Data entries
— START —
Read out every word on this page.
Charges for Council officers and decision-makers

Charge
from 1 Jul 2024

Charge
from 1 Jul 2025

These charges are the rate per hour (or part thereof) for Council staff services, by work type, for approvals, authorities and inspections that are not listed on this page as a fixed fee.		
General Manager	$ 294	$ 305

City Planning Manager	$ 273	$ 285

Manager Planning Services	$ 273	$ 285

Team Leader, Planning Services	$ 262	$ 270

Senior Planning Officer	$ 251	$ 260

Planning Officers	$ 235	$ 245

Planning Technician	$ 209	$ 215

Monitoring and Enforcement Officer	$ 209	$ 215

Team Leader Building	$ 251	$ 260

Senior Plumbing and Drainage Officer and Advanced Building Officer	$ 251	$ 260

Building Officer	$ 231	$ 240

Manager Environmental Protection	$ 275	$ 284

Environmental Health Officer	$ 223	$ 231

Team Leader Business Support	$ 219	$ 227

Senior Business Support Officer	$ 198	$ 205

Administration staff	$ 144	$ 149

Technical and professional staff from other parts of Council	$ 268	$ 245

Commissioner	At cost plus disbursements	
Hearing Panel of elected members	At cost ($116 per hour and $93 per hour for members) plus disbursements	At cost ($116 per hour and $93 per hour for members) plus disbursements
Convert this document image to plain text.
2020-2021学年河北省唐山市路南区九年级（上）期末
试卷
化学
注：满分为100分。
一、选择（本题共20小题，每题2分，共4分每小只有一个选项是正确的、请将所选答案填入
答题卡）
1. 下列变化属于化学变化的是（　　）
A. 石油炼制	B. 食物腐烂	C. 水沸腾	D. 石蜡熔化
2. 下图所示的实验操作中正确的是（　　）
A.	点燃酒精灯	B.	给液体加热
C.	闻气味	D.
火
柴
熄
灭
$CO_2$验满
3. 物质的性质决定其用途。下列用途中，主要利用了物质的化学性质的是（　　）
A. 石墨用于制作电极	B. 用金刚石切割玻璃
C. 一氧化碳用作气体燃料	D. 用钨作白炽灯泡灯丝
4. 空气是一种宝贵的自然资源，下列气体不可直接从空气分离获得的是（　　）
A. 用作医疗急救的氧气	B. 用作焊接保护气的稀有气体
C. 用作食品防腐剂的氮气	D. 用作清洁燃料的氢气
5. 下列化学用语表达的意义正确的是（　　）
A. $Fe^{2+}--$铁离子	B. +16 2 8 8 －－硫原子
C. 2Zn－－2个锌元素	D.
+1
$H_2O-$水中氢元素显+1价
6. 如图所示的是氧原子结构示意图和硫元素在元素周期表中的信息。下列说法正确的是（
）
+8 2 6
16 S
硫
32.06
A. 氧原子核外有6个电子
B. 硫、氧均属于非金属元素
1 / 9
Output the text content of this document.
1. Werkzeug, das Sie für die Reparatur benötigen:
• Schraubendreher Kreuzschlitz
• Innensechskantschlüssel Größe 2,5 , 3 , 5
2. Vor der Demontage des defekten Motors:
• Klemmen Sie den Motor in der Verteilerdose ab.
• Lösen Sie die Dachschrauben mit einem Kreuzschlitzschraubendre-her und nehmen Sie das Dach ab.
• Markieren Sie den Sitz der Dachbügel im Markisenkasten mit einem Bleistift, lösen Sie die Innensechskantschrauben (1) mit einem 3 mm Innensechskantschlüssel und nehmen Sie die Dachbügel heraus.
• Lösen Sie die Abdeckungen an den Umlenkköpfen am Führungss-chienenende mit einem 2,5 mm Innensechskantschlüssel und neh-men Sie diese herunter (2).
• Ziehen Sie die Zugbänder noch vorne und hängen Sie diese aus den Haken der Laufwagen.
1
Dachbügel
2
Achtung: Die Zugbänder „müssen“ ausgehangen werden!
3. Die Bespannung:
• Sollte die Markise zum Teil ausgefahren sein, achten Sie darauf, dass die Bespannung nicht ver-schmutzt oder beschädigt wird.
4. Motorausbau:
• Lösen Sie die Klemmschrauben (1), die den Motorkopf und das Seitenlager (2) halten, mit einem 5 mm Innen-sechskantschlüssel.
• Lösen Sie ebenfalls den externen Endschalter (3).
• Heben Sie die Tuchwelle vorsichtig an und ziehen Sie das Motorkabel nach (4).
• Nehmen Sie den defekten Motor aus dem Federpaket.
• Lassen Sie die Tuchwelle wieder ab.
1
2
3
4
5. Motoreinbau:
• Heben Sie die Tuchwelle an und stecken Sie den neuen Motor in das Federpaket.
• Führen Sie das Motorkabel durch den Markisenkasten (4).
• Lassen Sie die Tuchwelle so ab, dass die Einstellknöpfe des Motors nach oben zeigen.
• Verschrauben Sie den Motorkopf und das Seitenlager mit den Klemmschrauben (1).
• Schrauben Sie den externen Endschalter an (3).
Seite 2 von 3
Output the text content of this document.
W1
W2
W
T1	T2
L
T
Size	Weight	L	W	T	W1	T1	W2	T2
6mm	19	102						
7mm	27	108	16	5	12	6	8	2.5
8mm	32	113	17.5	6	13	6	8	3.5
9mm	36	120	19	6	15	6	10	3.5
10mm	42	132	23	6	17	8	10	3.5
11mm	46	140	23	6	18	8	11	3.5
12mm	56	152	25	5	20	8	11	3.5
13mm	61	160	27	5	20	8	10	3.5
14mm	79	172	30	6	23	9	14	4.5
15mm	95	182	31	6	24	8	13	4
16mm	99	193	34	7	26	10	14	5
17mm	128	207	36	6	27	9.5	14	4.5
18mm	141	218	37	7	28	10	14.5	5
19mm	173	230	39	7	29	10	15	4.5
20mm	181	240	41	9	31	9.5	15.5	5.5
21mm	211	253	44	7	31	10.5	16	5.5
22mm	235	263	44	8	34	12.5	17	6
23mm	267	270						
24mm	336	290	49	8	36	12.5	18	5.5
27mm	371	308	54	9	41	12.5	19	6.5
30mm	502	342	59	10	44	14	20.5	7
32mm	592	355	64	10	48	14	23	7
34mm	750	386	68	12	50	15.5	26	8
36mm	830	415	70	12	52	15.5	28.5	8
— END —
Aim ::
Pick each line holding the word "Support" out of the data and copy it.

Task solution ::
Team Leader Business Support	$ 219	$ 227
Senior Business Support Officer	$ 198	$ 205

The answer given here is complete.